BRIEF -
Reproduce all of the data word for word.

Source records -
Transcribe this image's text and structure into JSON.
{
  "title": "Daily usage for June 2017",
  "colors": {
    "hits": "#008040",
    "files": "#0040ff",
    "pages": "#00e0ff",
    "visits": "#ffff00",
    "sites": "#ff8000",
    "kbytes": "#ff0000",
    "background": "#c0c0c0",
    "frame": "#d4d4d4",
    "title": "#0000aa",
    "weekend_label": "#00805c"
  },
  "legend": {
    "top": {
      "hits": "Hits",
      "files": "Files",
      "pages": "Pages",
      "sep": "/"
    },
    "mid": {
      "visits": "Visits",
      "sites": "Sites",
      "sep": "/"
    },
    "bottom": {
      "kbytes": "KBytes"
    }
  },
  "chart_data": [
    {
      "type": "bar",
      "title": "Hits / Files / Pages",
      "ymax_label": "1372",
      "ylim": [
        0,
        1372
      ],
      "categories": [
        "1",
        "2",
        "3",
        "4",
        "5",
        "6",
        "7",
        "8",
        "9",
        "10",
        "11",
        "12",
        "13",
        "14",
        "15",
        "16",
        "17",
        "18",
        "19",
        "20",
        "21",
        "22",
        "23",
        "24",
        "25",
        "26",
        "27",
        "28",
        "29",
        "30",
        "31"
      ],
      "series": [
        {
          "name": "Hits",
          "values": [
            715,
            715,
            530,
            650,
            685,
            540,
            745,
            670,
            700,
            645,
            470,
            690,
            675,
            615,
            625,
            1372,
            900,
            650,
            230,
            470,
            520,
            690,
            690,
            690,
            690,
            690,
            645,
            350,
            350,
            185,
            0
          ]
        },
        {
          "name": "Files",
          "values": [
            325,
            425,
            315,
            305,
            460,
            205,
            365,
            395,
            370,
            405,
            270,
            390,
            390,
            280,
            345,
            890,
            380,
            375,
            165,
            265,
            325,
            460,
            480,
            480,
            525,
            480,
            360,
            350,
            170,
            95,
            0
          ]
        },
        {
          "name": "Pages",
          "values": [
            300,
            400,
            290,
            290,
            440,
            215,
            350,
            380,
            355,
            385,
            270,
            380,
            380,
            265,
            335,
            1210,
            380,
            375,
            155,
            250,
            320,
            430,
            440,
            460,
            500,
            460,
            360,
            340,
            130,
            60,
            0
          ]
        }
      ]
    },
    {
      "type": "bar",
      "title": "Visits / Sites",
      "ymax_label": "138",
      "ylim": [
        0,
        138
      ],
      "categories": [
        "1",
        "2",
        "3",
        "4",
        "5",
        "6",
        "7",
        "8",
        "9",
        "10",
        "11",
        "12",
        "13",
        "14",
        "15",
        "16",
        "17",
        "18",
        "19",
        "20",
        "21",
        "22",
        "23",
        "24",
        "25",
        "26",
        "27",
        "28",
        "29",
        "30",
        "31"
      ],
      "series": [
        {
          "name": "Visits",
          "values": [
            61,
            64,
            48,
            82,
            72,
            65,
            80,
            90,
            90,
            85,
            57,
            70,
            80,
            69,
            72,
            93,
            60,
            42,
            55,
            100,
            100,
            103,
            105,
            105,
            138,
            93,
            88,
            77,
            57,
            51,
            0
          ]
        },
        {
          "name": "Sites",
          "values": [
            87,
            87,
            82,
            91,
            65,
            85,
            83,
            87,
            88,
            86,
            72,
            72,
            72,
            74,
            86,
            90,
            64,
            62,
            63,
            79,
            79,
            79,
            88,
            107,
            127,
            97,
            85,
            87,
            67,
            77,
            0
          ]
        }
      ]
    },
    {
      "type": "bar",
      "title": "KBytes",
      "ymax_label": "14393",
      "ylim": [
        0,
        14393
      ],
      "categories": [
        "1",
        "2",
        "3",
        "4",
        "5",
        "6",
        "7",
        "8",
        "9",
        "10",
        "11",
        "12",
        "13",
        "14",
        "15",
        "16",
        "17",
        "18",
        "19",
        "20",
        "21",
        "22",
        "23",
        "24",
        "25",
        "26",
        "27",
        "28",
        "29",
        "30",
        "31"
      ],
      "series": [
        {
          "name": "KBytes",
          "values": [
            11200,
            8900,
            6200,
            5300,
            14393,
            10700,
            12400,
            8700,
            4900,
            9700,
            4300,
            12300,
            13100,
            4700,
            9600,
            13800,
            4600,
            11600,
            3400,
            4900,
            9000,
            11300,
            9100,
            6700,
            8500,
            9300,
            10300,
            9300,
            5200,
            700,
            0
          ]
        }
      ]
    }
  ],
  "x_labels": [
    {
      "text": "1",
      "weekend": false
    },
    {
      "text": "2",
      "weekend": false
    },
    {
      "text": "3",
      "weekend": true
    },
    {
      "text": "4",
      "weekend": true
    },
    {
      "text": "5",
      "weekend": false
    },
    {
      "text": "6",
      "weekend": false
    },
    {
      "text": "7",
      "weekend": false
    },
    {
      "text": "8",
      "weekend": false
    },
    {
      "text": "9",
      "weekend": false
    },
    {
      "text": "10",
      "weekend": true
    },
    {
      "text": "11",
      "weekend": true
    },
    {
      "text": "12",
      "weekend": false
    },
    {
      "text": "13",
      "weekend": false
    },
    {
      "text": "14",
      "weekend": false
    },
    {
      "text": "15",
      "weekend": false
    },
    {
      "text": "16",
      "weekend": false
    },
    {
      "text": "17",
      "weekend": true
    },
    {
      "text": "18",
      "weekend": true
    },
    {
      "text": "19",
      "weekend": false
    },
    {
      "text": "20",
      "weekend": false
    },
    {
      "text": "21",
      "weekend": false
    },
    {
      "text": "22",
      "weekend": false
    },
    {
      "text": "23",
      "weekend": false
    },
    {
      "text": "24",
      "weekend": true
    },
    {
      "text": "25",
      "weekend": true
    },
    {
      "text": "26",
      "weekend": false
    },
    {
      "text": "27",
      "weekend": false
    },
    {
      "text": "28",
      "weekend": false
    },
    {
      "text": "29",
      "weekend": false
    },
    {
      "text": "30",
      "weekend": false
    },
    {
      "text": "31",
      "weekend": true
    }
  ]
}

EXPECTED OUTPUT -
Transcribe this image's text and structure into JSON.
{
  "title": "Daily usage for June 2017",
  "colors": {
    "hits": "#008040",
    "files": "#0040ff",
    "pages": "#00e0ff",
    "visits": "#ffff00",
    "sites": "#ff8000",
    "kbytes": "#ff0000",
    "background": "#c0c0c0",
    "frame": "#d4d4d4",
    "title": "#0000aa",
    "weekend_label": "#00805c"
  },
  "legend": {
    "top": {
      "hits": "Hits",
      "files": "Files",
      "pages": "Pages",
      "sep": "/"
    },
    "mid": {
      "visits": "Visits",
      "sites": "Sites",
      "sep": "/"
    },
    "bottom": {
      "kbytes": "KBytes"
    }
  },
  "chart_data": [
    {
      "type": "bar",
      "title": "Hits / Files / Pages",
      "ymax_label": "1372",
      "ylim": [
        0,
        1372
      ],
      "categories": [
        "1",
        "2",
        "3",
        "4",
        "5",
        "6",
        "7",
        "8",
        "9",
        "10",
        "11",
        "12",
        "13",
        "14",
        "15",
        "16",
        "17",
        "18",
        "19",
        "20",
        "21",
        "22",
        "23",
        "24",
        "25",
        "26",
        "27",
        "28",
        "29",
        "30",
        "31"
      ],
      "series": [
        {
          "name": "Hits",
          "values": [
            715,
            715,
            530,
            650,
            685,
            540,
            745,
            670,
            700,
            645,
            470,
            690,
            675,
            615,
            625,
            1372,
            900,
            650,
            230,
            470,
            520,
            690,
            690,
            690,
            690,
            690,
            645,
            350,
            350,
            185,
            0
          ]
        },
        {
          "name": "Files",
          "values": [
            325,
            425,
            315,
            305,
            460,
            205,
            365,
            395,
            370,
            405,
            270,
            390,
            390,
            280,
            345,
            890,
            380,
            375,
            165,
            265,
            325,
            460,
            480,
            480,
            525,
            480,
            360,
            350,
            170,
            95,
            0
          ]
        },
        {
          "name": "Pages",
          "values": [
            300,
            400,
            290,
            290,
            440,
            215,
            350,
            380,
            355,
            385,
            270,
            380,
            380,
            265,
            335,
            1210,
            380,
            375,
            155,
            250,
            320,
            430,
            440,
            460,
            500,
            460,
            360,
            340,
            130,
            60,
            0
          ]
        }
      ]
    },
    {
      "type": "bar",
      "title": "Visits / Sites",
      "ymax_label": "138",
      "ylim": [
        0,
        138
      ],
      "categories": [
        "1",
        "2",
        "3",
        "4",
        "5",
        "6",
        "7",
        "8",
        "9",
        "10",
        "11",
        "12",
        "13",
        "14",
        "15",
        "16",
        "17",
        "18",
        "19",
        "20",
        "21",
        "22",
        "23",
        "24",
        "25",
        "26",
        "27",
        "28",
        "29",
        "30",
        "31"
      ],
      "series": [
        {
          "name": "Visits",
          "values": [
            61,
            64,
            48,
            82,
            72,
            65,
            80,
            90,
            90,
            85,
            57,
            70,
            80,
            69,
            72,
            93,
            60,
            42,
            55,
            100,
            100,
            103,
            105,
            105,
            138,
            93,
            88,
            77,
            57,
            51,
            0
          ]
        },
        {
          "name": "Sites",
          "values": [
            87,
            87,
            82,
            91,
            65,
            85,
            83,
            87,
            88,
            86,
            72,
            72,
            72,
            74,
            86,
            90,
            64,
            62,
            63,
            79,
            79,
            79,
            88,
            107,
            127,
            97,
            85,
            87,
            67,
            77,
            0
          ]
        }
      ]
    },
    {
      "type": "bar",
      "title": "KBytes",
      "ymax_label": "14393",
      "ylim": [
        0,
        14393
      ],
      "categories": [
        "1",
        "2",
        "3",
        "4",
        "5",
        "6",
        "7",
        "8",
        "9",
        "10",
        "11",
        "12",
        "13",
        "14",
        "15",
        "16",
        "17",
        "18",
        "19",
        "20",
        "21",
        "22",
        "23",
        "24",
        "25",
        "26",
        "27",
        "28",
        "29",
        "30",
        "31"
      ],
      "series": [
        {
          "name": "KBytes",
          "values": [
            11200,
            8900,
            6200,
            5300,
            14393,
            10700,
            12400,
            8700,
            4900,
            9700,
            4300,
            12300,
            13100,
            4700,
            9600,
            13800,
            4600,
            11600,
            3400,
            4900,
            9000,
            11300,
            9100,
            6700,
            8500,
            9300,
            10300,
            9300,
            5200,
            700,
            0
          ]
        }
      ]
    }
  ],
  "x_labels": [
    {
      "text": "1",
      "weekend": false
    },
    {
      "text": "2",
      "weekend": false
    },
    {
      "text": "3",
      "weekend": true
    },
    {
      "text": "4",
      "weekend": true
    },
    {
      "text": "5",
      "weekend": false
    },
    {
      "text": "6",
      "weekend": false
    },
    {
      "text": "7",
      "weekend": false
    },
    {
      "text": "8",
      "weekend": false
    },
    {
      "text": "9",
      "weekend": false
    },
    {
      "text": "10",
      "weekend": true
    },
    {
      "text": "11",
      "weekend": true
    },
    {
      "text": "12",
      "weekend": false
    },
    {
      "text": "13",
      "weekend": false
    },
    {
      "text": "14",
      "weekend": false
    },
    {
      "text": "15",
      "weekend": false
    },
    {
      "text": "16",
      "weekend": false
    },
    {
      "text": "17",
      "weekend": true
    },
    {
      "text": "18",
      "weekend": true
    },
    {
      "text": "19",
      "weekend": false
    },
    {
      "text": "20",
      "weekend": false
    },
    {
      "text": "21",
      "weekend": false
    },
    {
      "text": "22",
      "weekend": false
    },
    {
      "text": "23",
      "weekend": false
    },
    {
      "text": "24",
      "weekend": true
    },
    {
      "text": "25",
      "weekend": true
    },
    {
      "text": "26",
      "weekend": false
    },
    {
      "text": "27",
      "weekend": false
    },
    {
      "text": "28",
      "weekend": false
    },
    {
      "text": "29",
      "weekend": false
    },
    {
      "text": "30",
      "weekend": false
    },
    {
      "text": "31",
      "weekend": true
    }
  ]
}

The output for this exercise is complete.